__Exercise task__:
Give back the whole listing exactly as shown.

# Start of The data

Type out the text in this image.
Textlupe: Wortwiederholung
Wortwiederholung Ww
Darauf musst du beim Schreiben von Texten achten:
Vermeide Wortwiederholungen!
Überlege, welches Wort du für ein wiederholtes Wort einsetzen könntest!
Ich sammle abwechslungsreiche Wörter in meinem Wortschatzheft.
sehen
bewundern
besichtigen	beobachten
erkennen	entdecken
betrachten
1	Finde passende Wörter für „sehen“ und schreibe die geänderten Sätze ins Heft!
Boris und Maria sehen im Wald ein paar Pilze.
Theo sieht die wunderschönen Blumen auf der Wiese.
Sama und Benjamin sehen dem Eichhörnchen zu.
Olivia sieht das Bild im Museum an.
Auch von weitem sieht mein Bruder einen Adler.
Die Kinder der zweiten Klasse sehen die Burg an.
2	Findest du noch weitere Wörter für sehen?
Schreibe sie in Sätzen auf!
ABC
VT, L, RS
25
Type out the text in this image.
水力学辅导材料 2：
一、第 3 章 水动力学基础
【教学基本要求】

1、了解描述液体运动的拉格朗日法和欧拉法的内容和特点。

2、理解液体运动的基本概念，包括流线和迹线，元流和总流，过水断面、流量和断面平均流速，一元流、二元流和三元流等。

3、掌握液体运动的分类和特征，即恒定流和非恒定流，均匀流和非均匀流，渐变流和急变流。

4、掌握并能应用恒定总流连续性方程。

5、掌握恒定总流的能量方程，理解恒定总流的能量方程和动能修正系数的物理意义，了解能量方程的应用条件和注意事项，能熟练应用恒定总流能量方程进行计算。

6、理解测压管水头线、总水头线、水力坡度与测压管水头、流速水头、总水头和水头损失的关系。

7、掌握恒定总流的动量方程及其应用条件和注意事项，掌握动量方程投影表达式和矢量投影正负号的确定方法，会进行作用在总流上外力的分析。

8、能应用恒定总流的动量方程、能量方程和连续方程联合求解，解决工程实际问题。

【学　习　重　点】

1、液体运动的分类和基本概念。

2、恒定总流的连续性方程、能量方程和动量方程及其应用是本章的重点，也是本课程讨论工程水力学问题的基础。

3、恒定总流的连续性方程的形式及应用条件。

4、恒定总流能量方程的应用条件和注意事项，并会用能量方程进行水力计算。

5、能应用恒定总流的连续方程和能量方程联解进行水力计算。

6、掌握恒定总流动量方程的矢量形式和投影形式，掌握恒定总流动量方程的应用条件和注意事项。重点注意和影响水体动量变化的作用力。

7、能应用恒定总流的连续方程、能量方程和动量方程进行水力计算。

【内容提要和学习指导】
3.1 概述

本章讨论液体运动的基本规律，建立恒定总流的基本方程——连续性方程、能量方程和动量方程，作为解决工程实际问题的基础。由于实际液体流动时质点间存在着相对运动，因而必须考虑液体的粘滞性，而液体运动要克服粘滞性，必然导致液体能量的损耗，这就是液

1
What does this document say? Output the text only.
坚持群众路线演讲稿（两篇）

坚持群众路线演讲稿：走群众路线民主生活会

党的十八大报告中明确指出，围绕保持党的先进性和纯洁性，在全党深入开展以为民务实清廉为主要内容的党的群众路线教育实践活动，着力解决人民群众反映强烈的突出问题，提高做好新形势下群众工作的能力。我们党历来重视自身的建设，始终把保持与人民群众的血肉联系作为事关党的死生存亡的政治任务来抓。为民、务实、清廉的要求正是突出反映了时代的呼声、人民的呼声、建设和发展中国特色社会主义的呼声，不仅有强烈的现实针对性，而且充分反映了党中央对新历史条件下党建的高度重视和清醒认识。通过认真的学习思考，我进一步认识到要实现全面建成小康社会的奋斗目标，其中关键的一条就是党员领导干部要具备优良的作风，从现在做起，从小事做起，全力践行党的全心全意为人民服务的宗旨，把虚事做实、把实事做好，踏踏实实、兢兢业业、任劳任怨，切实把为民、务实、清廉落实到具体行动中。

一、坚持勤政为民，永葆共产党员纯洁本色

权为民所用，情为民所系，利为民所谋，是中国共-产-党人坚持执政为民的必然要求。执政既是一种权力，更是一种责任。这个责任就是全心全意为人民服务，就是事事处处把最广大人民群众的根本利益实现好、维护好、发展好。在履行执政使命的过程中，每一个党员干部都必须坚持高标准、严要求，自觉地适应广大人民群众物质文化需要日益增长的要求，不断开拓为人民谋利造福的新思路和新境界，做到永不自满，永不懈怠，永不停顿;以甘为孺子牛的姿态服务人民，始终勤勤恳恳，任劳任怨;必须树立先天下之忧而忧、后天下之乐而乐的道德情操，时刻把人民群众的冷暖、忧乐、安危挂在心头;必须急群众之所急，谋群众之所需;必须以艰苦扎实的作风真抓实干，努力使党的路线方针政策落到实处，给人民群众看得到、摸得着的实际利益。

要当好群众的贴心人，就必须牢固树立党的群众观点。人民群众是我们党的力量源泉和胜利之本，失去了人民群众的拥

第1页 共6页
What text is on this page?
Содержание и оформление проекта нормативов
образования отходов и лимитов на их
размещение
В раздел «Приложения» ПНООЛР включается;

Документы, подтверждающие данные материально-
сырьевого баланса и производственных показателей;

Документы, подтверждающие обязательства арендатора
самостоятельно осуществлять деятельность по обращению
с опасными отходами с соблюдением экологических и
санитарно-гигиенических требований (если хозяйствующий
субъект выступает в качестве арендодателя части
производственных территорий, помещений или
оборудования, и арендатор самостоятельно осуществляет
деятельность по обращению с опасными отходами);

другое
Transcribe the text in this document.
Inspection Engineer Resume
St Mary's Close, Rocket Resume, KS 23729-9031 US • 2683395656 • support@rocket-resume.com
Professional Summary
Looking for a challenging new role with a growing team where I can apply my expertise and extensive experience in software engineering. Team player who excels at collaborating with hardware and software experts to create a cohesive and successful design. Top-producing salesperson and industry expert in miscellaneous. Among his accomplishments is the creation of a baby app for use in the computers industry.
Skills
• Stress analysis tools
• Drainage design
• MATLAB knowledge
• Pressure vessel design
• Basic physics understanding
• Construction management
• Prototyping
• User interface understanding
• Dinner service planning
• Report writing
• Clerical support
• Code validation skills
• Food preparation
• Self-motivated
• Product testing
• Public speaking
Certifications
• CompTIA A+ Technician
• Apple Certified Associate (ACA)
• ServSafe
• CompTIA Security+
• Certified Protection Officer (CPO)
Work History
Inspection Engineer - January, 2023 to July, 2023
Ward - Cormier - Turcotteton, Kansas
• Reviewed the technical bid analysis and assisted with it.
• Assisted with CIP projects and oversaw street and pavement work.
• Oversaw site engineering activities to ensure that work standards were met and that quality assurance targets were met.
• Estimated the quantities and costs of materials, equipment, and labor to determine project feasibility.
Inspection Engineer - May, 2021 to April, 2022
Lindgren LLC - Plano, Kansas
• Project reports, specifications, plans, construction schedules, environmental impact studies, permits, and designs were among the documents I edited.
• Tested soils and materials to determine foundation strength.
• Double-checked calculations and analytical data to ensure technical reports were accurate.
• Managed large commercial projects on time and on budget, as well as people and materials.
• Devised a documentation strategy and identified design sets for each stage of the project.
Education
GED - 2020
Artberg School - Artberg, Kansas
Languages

# End of The data

__Solution below__:
Type out the text in this image.
Textlupe: Wortwiederholung
Wortwiederholung Ww
Darauf musst du beim Schreiben von Texten achten:
Vermeide Wortwiederholungen!
Überlege, welches Wort du für ein wiederholtes Wort einsetzen könntest!
Ich sammle abwechslungsreiche Wörter in meinem Wortschatzheft.
sehen
bewundern
besichtigen	beobachten
erkennen	entdecken
betrachten
1	Finde passende Wörter für „sehen“ und schreibe die geänderten Sätze ins Heft!
Boris und Maria sehen im Wald ein paar Pilze.
Theo sieht die wunderschönen Blumen auf der Wiese.
Sama und Benjamin sehen dem Eichhörnchen zu.
Olivia sieht das Bild im Museum an.
Auch von weitem sieht mein Bruder einen Adler.
Die Kinder der zweiten Klasse sehen die Burg an.
2	Findest du noch weitere Wörter für sehen?
Schreibe sie in Sätzen auf!
ABC
VT, L, RS
25
Type out the text in this image.
水力学辅导材料 2：
一、第 3 章 水动力学基础
【教学基本要求】

1、了解描述液体运动的拉格朗日法和欧拉法的内容和特点。

2、理解液体运动的基本概念，包括流线和迹线，元流和总流，过水断面、流量和断面平均流速，一元流、二元流和三元流等。

3、掌握液体运动的分类和特征，即恒定流和非恒定流，均匀流和非均匀流，渐变流和急变流。

4、掌握并能应用恒定总流连续性方程。

5、掌握恒定总流的能量方程，理解恒定总流的能量方程和动能修正系数的物理意义，了解能量方程的应用条件和注意事项，能熟练应用恒定总流能量方程进行计算。

6、理解测压管水头线、总水头线、水力坡度与测压管水头、流速水头、总水头和水头损失的关系。

7、掌握恒定总流的动量方程及其应用条件和注意事项，掌握动量方程投影表达式和矢量投影正负号的确定方法，会进行作用在总流上外力的分析。

8、能应用恒定总流的动量方程、能量方程和连续方程联合求解，解决工程实际问题。

【学　习　重　点】

1、液体运动的分类和基本概念。

2、恒定总流的连续性方程、能量方程和动量方程及其应用是本章的重点，也是本课程讨论工程水力学问题的基础。

3、恒定总流的连续性方程的形式及应用条件。

4、恒定总流能量方程的应用条件和注意事项，并会用能量方程进行水力计算。

5、能应用恒定总流的连续方程和能量方程联解进行水力计算。

6、掌握恒定总流动量方程的矢量形式和投影形式，掌握恒定总流动量方程的应用条件和注意事项。重点注意和影响水体动量变化的作用力。

7、能应用恒定总流的连续方程、能量方程和动量方程进行水力计算。

【内容提要和学习指导】
3.1 概述

本章讨论液体运动的基本规律，建立恒定总流的基本方程——连续性方程、能量方程和动量方程，作为解决工程实际问题的基础。由于实际液体流动时质点间存在着相对运动，因而必须考虑液体的粘滞性，而液体运动要克服粘滞性，必然导致液体能量的损耗，这就是液

1
What does this document say? Output the text only.
坚持群众路线演讲稿（两篇）

坚持群众路线演讲稿：走群众路线民主生活会

党的十八大报告中明确指出，围绕保持党的先进性和纯洁性，在全党深入开展以为民务实清廉为主要内容的党的群众路线教育实践活动，着力解决人民群众反映强烈的突出问题，提高做好新形势下群众工作的能力。我们党历来重视自身的建设，始终把保持与人民群众的血肉联系作为事关党的死生存亡的政治任务来抓。为民、务实、清廉的要求正是突出反映了时代的呼声、人民的呼声、建设和发展中国特色社会主义的呼声，不仅有强烈的现实针对性，而且充分反映了党中央对新历史条件下党建的高度重视和清醒认识。通过认真的学习思考，我进一步认识到要实现全面建成小康社会的奋斗目标，其中关键的一条就是党员领导干部要具备优良的作风，从现在做起，从小事做起，全力践行党的全心全意为人民服务的宗旨，把虚事做实、把实事做好，踏踏实实、兢兢业业、任劳任怨，切实把为民、务实、清廉落实到具体行动中。

一、坚持勤政为民，永葆共产党员纯洁本色

权为民所用，情为民所系，利为民所谋，是中国共-产-党人坚持执政为民的必然要求。执政既是一种权力，更是一种责任。这个责任就是全心全意为人民服务，就是事事处处把最广大人民群众的根本利益实现好、维护好、发展好。在履行执政使命的过程中，每一个党员干部都必须坚持高标准、严要求，自觉地适应广大人民群众物质文化需要日益增长的要求，不断开拓为人民谋利造福的新思路和新境界，做到永不自满，永不懈怠，永不停顿;以甘为孺子牛的姿态服务人民，始终勤勤恳恳，任劳任怨;必须树立先天下之忧而忧、后天下之乐而乐的道德情操，时刻把人民群众的冷暖、忧乐、安危挂在心头;必须急群众之所急，谋群众之所需;必须以艰苦扎实的作风真抓实干，努力使党的路线方针政策落到实处，给人民群众看得到、摸得着的实际利益。

要当好群众的贴心人，就必须牢固树立党的群众观点。人民群众是我们党的力量源泉和胜利之本，失去了人民群众的拥

第1页 共6页
What text is on this page?
Содержание и оформление проекта нормативов
образования отходов и лимитов на их
размещение
В раздел «Приложения» ПНООЛР включается;

Документы, подтверждающие данные материально-
сырьевого баланса и производственных показателей;

Документы, подтверждающие обязательства арендатора
самостоятельно осуществлять деятельность по обращению
с опасными отходами с соблюдением экологических и
санитарно-гигиенических требований (если хозяйствующий
субъект выступает в качестве арендодателя части
производственных территорий, помещений или
оборудования, и арендатор самостоятельно осуществляет
деятельность по обращению с опасными отходами);

другое
Transcribe the text in this document.
Inspection Engineer Resume
St Mary's Close, Rocket Resume, KS 23729-9031 US • 2683395656 • support@rocket-resume.com
Professional Summary
Looking for a challenging new role with a growing team where I can apply my expertise and extensive experience in software engineering. Team player who excels at collaborating with hardware and software experts to create a cohesive and successful design. Top-producing salesperson and industry expert in miscellaneous. Among his accomplishments is the creation of a baby app for use in the computers industry.
Skills
• Stress analysis tools
• Drainage design
• MATLAB knowledge
• Pressure vessel design
• Basic physics understanding
• Construction management
• Prototyping
• User interface understanding
• Dinner service planning
• Report writing
• Clerical support
• Code validation skills
• Food preparation
• Self-motivated
• Product testing
• Public speaking
Certifications
• CompTIA A+ Technician
• Apple Certified Associate (ACA)
• ServSafe
• CompTIA Security+
• Certified Protection Officer (CPO)
Work History
Inspection Engineer - January, 2023 to July, 2023
Ward - Cormier - Turcotteton, Kansas
• Reviewed the technical bid analysis and assisted with it.
• Assisted with CIP projects and oversaw street and pavement work.
• Oversaw site engineering activities to ensure that work standards were met and that quality assurance targets were met.
• Estimated the quantities and costs of materials, equipment, and labor to determine project feasibility.
Inspection Engineer - May, 2021 to April, 2022
Lindgren LLC - Plano, Kansas
• Project reports, specifications, plans, construction schedules, environmental impact studies, permits, and designs were among the documents I edited.
• Tested soils and materials to determine foundation strength.
• Double-checked calculations and analytical data to ensure technical reports were accurate.
• Managed large commercial projects on time and on budget, as well as people and materials.
• Devised a documentation strategy and identified design sets for each stage of the project.
Education
GED - 2020
Artberg School - Artberg, Kansas
Languages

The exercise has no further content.